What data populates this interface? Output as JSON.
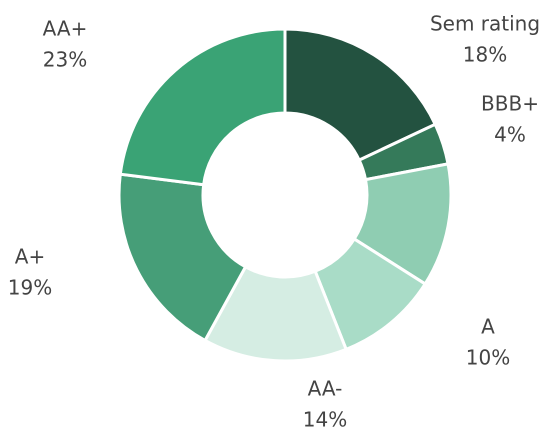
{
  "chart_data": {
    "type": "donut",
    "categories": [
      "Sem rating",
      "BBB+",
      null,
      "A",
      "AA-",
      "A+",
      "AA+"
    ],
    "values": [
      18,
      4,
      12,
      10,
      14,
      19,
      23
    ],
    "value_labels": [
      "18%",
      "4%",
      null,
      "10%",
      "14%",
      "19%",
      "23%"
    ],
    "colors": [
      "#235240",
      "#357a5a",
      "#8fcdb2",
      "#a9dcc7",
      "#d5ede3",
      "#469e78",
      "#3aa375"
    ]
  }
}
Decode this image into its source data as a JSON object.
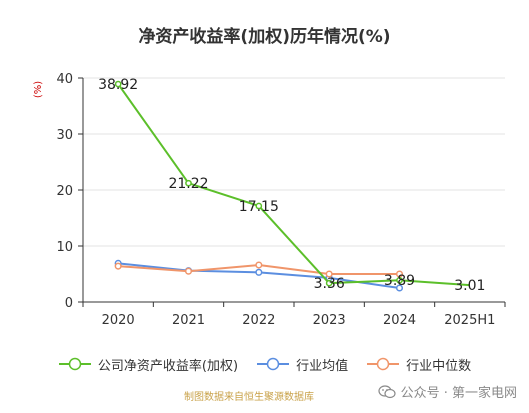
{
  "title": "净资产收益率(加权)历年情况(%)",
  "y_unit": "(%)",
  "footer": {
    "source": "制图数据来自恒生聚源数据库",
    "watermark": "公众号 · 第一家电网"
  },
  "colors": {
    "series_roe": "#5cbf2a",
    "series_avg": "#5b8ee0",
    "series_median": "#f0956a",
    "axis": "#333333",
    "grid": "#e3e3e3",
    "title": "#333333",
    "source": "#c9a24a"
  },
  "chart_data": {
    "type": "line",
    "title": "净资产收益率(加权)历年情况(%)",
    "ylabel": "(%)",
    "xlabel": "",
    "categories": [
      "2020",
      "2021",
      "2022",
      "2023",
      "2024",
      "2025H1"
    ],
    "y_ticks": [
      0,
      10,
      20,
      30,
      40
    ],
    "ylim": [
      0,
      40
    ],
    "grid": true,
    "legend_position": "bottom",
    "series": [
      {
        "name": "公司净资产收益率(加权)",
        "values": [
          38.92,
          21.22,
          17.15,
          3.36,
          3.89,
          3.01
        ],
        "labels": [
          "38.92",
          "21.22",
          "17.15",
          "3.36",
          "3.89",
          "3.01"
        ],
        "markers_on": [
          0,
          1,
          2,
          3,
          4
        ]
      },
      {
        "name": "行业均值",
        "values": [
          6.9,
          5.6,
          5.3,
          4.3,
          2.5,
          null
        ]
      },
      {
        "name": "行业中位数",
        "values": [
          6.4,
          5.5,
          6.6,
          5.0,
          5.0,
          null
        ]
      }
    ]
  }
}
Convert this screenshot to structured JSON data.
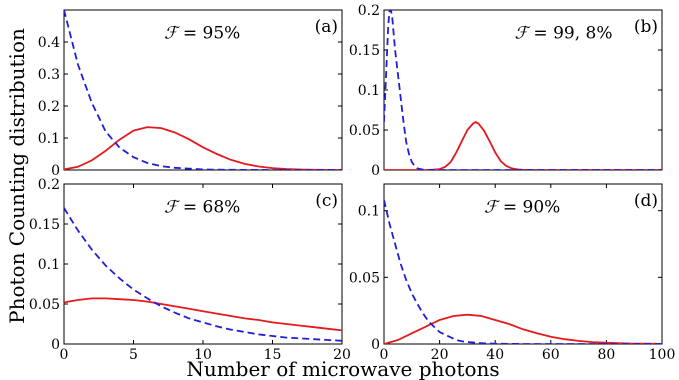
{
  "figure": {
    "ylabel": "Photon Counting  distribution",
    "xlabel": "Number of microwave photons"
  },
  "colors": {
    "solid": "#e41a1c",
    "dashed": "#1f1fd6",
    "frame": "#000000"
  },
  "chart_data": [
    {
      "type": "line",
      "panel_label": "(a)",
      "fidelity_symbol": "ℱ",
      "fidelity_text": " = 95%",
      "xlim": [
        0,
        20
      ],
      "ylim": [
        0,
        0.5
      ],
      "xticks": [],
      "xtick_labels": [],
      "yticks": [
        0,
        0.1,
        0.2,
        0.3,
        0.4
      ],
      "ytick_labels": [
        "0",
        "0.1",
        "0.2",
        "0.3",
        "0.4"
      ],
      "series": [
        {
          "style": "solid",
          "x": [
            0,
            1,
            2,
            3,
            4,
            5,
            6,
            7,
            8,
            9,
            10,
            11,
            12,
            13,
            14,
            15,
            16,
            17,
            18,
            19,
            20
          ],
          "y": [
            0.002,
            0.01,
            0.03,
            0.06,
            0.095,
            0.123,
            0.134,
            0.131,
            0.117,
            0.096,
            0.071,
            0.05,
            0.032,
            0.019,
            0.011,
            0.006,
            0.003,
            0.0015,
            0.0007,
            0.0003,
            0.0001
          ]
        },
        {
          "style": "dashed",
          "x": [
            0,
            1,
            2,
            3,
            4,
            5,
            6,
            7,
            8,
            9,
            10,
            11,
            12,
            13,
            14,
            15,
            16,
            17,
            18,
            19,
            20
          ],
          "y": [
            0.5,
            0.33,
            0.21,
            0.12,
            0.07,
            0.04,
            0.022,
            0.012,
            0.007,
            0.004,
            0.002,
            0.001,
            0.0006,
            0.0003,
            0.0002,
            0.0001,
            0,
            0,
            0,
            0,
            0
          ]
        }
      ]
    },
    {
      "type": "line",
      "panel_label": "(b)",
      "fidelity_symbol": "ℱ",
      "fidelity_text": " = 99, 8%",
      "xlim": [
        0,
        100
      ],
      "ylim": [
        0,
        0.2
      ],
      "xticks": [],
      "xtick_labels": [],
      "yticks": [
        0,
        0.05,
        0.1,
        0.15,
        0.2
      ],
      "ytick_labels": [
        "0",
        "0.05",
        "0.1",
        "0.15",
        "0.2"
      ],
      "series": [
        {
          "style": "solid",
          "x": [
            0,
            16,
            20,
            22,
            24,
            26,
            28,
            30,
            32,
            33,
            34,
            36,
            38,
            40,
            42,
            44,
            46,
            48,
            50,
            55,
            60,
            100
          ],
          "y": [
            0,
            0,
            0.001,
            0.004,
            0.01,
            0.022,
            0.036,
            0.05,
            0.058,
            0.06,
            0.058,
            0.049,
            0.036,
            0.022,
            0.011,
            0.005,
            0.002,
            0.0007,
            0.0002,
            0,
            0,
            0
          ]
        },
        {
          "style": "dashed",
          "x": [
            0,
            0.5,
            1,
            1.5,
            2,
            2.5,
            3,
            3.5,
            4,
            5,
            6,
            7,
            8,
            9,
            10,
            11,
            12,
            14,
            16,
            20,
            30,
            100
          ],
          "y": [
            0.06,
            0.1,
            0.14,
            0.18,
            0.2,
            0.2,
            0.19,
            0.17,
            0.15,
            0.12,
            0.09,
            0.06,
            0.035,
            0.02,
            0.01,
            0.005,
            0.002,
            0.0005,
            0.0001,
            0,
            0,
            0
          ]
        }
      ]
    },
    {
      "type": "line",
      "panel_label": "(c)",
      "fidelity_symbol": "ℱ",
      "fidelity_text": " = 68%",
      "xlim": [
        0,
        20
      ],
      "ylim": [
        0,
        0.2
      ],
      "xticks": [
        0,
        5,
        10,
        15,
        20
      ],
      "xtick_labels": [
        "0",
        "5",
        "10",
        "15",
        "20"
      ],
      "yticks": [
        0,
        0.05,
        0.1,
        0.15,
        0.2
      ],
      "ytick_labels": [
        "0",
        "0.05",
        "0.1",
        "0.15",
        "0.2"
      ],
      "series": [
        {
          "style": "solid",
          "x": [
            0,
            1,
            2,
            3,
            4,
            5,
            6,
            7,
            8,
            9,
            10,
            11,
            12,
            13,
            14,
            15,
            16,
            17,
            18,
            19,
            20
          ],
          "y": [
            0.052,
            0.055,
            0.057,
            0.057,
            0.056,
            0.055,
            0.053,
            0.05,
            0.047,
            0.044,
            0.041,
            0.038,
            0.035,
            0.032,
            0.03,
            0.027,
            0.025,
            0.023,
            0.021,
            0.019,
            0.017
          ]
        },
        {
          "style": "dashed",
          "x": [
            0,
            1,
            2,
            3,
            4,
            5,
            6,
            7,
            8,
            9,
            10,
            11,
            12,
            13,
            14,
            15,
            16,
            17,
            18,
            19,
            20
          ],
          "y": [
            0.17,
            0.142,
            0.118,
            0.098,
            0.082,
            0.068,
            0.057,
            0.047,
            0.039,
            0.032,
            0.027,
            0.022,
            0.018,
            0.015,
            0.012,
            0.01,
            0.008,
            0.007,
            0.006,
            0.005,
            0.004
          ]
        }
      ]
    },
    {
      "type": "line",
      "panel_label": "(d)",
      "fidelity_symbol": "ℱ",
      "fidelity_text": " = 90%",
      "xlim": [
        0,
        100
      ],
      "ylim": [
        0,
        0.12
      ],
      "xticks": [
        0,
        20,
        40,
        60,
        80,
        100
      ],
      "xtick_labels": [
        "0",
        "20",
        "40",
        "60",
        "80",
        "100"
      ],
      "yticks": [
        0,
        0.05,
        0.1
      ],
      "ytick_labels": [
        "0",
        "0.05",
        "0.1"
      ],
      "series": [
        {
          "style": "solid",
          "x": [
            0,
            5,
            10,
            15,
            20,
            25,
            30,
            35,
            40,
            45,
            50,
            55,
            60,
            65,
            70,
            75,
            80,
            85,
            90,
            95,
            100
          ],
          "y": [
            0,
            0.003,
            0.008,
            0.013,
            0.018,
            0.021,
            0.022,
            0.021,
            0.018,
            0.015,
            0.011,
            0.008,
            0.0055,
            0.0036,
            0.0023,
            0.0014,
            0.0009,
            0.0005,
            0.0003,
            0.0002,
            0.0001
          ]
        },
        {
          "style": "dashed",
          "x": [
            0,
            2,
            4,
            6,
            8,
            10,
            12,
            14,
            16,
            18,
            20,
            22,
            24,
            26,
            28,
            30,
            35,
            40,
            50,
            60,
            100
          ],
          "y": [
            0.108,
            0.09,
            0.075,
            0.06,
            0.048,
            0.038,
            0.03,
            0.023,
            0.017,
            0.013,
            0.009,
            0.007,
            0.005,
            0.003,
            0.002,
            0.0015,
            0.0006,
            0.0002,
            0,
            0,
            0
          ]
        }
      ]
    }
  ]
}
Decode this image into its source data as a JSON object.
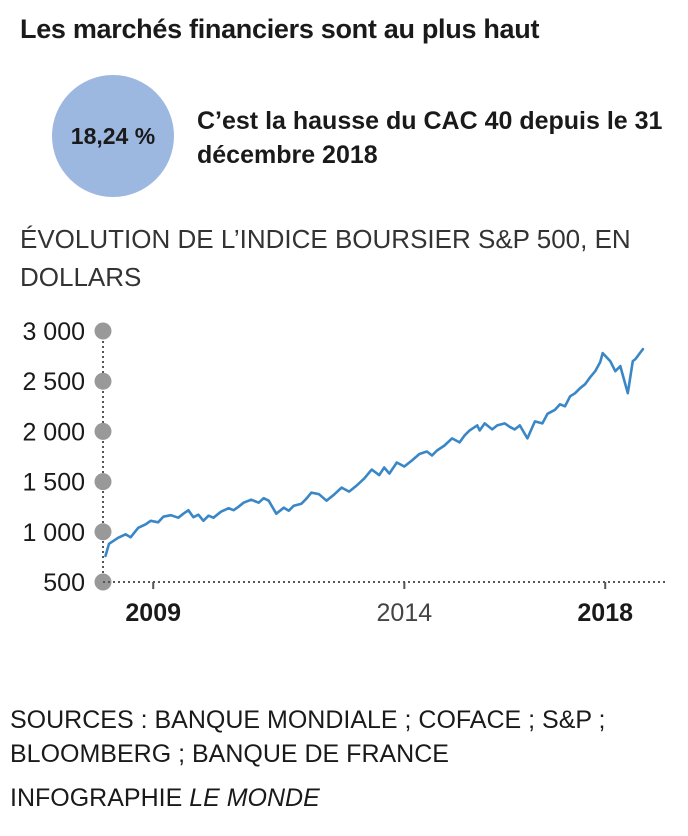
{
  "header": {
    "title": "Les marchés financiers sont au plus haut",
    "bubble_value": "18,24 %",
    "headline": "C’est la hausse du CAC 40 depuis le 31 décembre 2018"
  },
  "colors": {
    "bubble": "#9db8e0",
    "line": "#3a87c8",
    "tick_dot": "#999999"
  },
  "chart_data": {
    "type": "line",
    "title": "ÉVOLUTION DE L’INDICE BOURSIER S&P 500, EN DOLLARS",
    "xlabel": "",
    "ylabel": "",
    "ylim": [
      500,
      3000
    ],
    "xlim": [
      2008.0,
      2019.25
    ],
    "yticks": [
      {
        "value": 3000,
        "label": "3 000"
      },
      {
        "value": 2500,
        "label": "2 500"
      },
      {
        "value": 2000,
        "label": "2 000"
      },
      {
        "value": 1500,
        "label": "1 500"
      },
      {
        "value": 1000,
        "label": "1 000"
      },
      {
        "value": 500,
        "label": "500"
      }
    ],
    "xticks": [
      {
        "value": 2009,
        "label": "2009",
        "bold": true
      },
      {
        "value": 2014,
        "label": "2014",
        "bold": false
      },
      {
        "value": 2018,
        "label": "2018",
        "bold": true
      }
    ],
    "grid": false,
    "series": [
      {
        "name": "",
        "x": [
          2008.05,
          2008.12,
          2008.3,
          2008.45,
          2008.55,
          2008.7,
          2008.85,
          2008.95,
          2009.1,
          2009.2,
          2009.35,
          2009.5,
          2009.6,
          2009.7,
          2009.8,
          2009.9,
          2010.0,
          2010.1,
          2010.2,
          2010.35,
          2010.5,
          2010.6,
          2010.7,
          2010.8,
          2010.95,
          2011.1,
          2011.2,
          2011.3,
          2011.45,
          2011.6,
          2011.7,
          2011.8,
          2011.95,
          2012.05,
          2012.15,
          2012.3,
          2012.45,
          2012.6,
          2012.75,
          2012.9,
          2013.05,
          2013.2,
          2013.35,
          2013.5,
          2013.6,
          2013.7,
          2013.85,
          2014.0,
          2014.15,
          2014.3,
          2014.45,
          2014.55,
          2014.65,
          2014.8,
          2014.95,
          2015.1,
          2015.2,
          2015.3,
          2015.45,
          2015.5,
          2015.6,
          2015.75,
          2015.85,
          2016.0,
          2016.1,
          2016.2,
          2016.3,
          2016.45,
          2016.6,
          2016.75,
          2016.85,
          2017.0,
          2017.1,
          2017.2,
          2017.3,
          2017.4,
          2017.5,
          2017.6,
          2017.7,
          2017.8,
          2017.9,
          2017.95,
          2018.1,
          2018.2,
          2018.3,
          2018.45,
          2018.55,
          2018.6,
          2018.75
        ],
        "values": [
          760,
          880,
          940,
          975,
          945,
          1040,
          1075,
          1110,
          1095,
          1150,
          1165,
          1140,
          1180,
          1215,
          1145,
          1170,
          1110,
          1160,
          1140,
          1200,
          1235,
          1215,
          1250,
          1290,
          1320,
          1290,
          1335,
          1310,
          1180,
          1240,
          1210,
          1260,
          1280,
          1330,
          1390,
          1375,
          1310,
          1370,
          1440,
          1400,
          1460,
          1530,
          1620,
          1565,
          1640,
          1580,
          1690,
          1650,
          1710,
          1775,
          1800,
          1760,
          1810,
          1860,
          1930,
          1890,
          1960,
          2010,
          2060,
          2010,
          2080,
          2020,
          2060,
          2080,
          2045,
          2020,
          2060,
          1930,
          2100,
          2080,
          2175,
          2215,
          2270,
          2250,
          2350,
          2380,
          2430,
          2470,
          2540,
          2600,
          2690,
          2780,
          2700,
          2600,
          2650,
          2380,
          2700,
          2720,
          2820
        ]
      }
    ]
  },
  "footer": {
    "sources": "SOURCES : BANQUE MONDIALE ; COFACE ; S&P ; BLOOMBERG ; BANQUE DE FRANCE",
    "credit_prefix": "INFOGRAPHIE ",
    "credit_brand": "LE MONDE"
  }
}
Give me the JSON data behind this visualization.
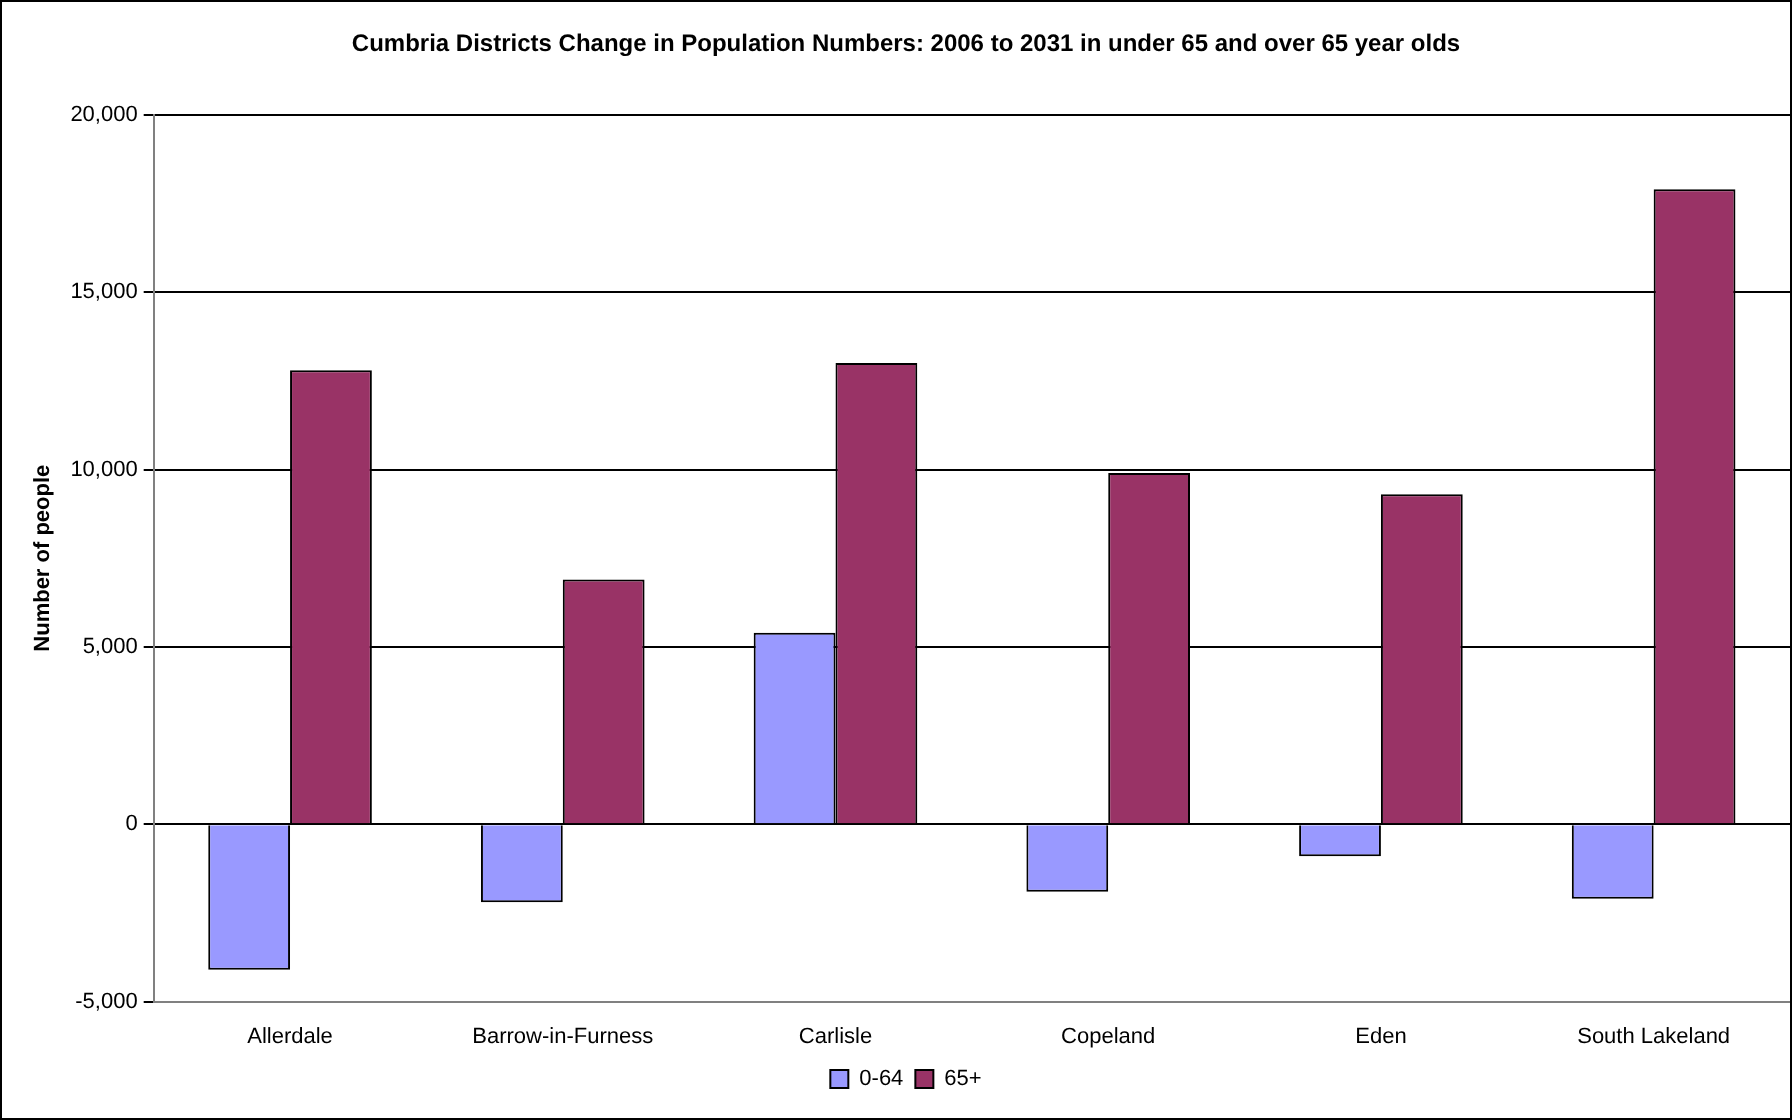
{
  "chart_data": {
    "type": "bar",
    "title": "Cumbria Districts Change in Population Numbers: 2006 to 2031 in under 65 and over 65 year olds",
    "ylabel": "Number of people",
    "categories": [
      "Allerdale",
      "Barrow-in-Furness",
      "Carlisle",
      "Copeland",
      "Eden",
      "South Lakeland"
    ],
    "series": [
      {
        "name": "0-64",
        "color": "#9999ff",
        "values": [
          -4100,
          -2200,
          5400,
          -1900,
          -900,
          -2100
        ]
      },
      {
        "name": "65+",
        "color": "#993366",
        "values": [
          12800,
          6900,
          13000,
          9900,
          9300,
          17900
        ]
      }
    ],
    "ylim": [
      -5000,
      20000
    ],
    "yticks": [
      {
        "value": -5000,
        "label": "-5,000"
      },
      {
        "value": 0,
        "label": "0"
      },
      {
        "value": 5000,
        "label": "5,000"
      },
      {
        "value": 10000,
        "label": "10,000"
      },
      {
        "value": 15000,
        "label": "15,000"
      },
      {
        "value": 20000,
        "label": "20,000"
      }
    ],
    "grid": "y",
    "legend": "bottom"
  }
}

_ _ _ _

(What you need to do): Using the records above, select and copy every line that has the word "name".

(Correct answer):
        "name": "公司净资产收益率(加权)",
        "name": "行业均值",
        "name": "行业中位数",
        "name": "",
        "name": "0-64",
        "name": "65+",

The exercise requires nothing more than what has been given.